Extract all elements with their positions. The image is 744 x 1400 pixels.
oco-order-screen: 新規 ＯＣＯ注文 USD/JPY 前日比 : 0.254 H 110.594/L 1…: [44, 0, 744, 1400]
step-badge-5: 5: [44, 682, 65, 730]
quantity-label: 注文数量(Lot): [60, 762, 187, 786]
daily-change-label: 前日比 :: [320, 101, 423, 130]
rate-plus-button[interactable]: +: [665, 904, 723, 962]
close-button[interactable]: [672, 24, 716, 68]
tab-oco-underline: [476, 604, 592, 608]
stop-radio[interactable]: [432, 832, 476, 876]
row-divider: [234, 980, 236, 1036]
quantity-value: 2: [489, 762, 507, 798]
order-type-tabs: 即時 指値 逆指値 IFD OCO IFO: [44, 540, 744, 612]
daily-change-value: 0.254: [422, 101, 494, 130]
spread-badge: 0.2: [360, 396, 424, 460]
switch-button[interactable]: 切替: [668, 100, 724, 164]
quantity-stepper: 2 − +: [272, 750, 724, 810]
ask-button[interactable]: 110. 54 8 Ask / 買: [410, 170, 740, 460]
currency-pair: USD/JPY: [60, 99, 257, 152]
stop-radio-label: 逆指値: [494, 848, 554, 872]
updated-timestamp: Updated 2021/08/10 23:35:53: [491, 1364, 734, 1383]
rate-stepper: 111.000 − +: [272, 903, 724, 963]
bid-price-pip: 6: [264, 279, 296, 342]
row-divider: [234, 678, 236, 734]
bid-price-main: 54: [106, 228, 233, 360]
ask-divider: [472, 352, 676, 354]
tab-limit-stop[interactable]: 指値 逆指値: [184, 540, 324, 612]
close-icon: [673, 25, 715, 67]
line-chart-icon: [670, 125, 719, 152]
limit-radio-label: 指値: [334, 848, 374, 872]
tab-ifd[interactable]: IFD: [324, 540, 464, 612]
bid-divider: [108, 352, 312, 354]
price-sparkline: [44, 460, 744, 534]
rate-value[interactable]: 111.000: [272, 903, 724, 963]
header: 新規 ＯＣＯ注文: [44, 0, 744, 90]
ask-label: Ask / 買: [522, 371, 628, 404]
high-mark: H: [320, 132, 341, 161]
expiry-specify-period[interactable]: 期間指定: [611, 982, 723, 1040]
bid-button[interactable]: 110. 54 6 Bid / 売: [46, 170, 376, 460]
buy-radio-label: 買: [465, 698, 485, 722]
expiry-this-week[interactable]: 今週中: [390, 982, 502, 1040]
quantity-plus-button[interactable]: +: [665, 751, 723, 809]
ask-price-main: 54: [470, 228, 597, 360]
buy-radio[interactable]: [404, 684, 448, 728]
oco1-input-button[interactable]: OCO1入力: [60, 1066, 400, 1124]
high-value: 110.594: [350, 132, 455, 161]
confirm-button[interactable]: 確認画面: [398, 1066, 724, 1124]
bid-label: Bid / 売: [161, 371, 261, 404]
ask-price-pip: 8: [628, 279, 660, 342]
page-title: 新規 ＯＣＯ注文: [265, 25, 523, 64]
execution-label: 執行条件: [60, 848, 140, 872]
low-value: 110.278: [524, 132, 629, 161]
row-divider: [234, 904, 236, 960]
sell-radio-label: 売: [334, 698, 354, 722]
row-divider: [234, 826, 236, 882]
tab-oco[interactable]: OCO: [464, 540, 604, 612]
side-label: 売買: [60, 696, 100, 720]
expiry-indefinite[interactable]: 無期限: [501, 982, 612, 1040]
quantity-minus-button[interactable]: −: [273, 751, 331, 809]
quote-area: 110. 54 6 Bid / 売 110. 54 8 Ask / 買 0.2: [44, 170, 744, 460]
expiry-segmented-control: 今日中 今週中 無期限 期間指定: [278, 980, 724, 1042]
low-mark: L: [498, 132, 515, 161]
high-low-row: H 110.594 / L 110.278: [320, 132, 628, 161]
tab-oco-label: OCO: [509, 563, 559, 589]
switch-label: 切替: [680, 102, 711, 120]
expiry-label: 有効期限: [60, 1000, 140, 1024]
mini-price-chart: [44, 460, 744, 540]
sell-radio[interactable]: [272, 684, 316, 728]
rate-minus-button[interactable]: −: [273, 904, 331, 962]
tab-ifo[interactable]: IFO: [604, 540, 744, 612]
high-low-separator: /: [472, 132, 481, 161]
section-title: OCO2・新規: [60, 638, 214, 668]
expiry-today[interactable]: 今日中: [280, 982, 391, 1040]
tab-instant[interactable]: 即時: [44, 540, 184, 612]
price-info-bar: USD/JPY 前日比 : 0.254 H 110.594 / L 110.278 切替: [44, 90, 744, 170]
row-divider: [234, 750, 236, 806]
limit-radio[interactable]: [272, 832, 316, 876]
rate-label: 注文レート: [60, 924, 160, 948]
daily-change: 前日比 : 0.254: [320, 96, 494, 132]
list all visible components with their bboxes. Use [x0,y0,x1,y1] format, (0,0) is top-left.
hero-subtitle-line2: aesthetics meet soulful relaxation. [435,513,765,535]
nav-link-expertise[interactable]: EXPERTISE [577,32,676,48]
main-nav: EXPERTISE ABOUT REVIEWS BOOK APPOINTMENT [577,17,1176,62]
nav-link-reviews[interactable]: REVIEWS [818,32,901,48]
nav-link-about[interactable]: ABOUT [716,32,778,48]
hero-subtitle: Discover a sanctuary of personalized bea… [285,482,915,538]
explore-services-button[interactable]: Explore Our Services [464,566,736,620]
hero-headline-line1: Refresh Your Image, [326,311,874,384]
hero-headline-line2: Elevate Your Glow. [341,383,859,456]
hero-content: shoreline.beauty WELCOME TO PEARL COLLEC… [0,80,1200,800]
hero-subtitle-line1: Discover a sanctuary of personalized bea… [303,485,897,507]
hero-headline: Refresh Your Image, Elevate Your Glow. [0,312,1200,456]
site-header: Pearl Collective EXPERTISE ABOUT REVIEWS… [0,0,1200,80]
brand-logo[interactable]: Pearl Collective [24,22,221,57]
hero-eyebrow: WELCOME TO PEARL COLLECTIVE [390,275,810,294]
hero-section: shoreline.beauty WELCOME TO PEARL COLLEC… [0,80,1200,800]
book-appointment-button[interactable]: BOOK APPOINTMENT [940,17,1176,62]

## What the exercise asks
Copy every line of the records above verbatim, leaving nothing out and changing nothing.

## Full output
Extract all elements with their positions. The image is 744 x 1400 pixels.
oco-order-screen: 新規 ＯＣＯ注文 USD/JPY 前日比 : 0.254 H 110.594/L 1…: [44, 0, 744, 1400]
step-badge-5: 5: [44, 682, 65, 730]
quantity-label: 注文数量(Lot): [60, 762, 187, 786]
daily-change-label: 前日比 :: [320, 101, 423, 130]
rate-plus-button[interactable]: +: [665, 904, 723, 962]
close-button[interactable]: [672, 24, 716, 68]
tab-oco-underline: [476, 604, 592, 608]
stop-radio[interactable]: [432, 832, 476, 876]
row-divider: [234, 980, 236, 1036]
quantity-value: 2: [489, 762, 507, 798]
order-type-tabs: 即時 指値 逆指値 IFD OCO IFO: [44, 540, 744, 612]
daily-change-value: 0.254: [422, 101, 494, 130]
spread-badge: 0.2: [360, 396, 424, 460]
switch-button[interactable]: 切替: [668, 100, 724, 164]
quantity-stepper: 2 − +: [272, 750, 724, 810]
ask-button[interactable]: 110. 54 8 Ask / 買: [410, 170, 740, 460]
currency-pair: USD/JPY: [60, 99, 257, 152]
stop-radio-label: 逆指値: [494, 848, 554, 872]
updated-timestamp: Updated 2021/08/10 23:35:53: [491, 1364, 734, 1383]
rate-stepper: 111.000 − +: [272, 903, 724, 963]
bid-price-pip: 6: [264, 279, 296, 342]
row-divider: [234, 678, 236, 734]
bid-price-main: 54: [106, 228, 233, 360]
ask-divider: [472, 352, 676, 354]
tab-limit-stop[interactable]: 指値 逆指値: [184, 540, 324, 612]
close-icon: [673, 25, 715, 67]
line-chart-icon: [670, 125, 719, 152]
limit-radio-label: 指値: [334, 848, 374, 872]
tab-ifd[interactable]: IFD: [324, 540, 464, 612]
bid-divider: [108, 352, 312, 354]
price-sparkline: [44, 460, 744, 534]
rate-value[interactable]: 111.000: [272, 903, 724, 963]
header: 新規 ＯＣＯ注文: [44, 0, 744, 90]
ask-label: Ask / 買: [522, 371, 628, 404]
high-mark: H: [320, 132, 341, 161]
expiry-specify-period[interactable]: 期間指定: [611, 982, 723, 1040]
bid-button[interactable]: 110. 54 6 Bid / 売: [46, 170, 376, 460]
buy-radio-label: 買: [465, 698, 485, 722]
expiry-this-week[interactable]: 今週中: [390, 982, 502, 1040]
quantity-plus-button[interactable]: +: [665, 751, 723, 809]
ask-price-main: 54: [470, 228, 597, 360]
buy-radio[interactable]: [404, 684, 448, 728]
oco1-input-button[interactable]: OCO1入力: [60, 1066, 400, 1124]
high-value: 110.594: [350, 132, 455, 161]
confirm-button[interactable]: 確認画面: [398, 1066, 724, 1124]
bid-label: Bid / 売: [161, 371, 261, 404]
ask-price-pip: 8: [628, 279, 660, 342]
page-title: 新規 ＯＣＯ注文: [265, 25, 523, 64]
execution-label: 執行条件: [60, 848, 140, 872]
low-value: 110.278: [524, 132, 629, 161]
row-divider: [234, 904, 236, 960]
sell-radio-label: 売: [334, 698, 354, 722]
row-divider: [234, 826, 236, 882]
tab-oco[interactable]: OCO: [464, 540, 604, 612]
side-label: 売買: [60, 696, 100, 720]
expiry-indefinite[interactable]: 無期限: [501, 982, 612, 1040]
quantity-minus-button[interactable]: −: [273, 751, 331, 809]
quote-area: 110. 54 6 Bid / 売 110. 54 8 Ask / 買 0.2: [44, 170, 744, 460]
expiry-segmented-control: 今日中 今週中 無期限 期間指定: [278, 980, 724, 1042]
low-mark: L: [498, 132, 515, 161]
high-low-row: H 110.594 / L 110.278: [320, 132, 628, 161]
tab-oco-label: OCO: [509, 563, 559, 589]
switch-label: 切替: [680, 102, 711, 120]
expiry-label: 有効期限: [60, 1000, 140, 1024]
mini-price-chart: [44, 460, 744, 540]
sell-radio[interactable]: [272, 684, 316, 728]
rate-minus-button[interactable]: −: [273, 904, 331, 962]
tab-ifo[interactable]: IFO: [604, 540, 744, 612]
high-low-separator: /: [472, 132, 481, 161]
section-title: OCO2・新規: [60, 638, 214, 668]
expiry-today[interactable]: 今日中: [280, 982, 391, 1040]
tab-instant[interactable]: 即時: [44, 540, 184, 612]
price-info-bar: USD/JPY 前日比 : 0.254 H 110.594 / L 110.278 切替: [44, 90, 744, 170]
row-divider: [234, 750, 236, 806]
limit-radio[interactable]: [272, 832, 316, 876]
rate-label: 注文レート: [60, 924, 160, 948]
daily-change: 前日比 : 0.254: [320, 96, 494, 132]
list all visible components with their bboxes. Use [x0,y0,x1,y1] format, (0,0) is top-left.
hero-subtitle-line2: aesthetics meet soulful relaxation. [435,513,765,535]
nav-link-expertise[interactable]: EXPERTISE [577,32,676,48]
main-nav: EXPERTISE ABOUT REVIEWS BOOK APPOINTMENT [577,17,1176,62]
nav-link-reviews[interactable]: REVIEWS [818,32,901,48]
nav-link-about[interactable]: ABOUT [716,32,778,48]
hero-subtitle: Discover a sanctuary of personalized bea… [285,482,915,538]
explore-services-button[interactable]: Explore Our Services [464,566,736,620]
hero-headline-line1: Refresh Your Image, [326,311,874,384]
hero-headline-line2: Elevate Your Glow. [341,383,859,456]
hero-content: shoreline.beauty WELCOME TO PEARL COLLEC… [0,80,1200,800]
hero-subtitle-line1: Discover a sanctuary of personalized bea… [303,485,897,507]
hero-headline: Refresh Your Image, Elevate Your Glow. [0,312,1200,456]
site-header: Pearl Collective EXPERTISE ABOUT REVIEWS… [0,0,1200,80]
brand-logo[interactable]: Pearl Collective [24,22,221,57]
hero-eyebrow: WELCOME TO PEARL COLLECTIVE [390,275,810,294]
hero-section: shoreline.beauty WELCOME TO PEARL COLLEC… [0,80,1200,800]
book-appointment-button[interactable]: BOOK APPOINTMENT [940,17,1176,62]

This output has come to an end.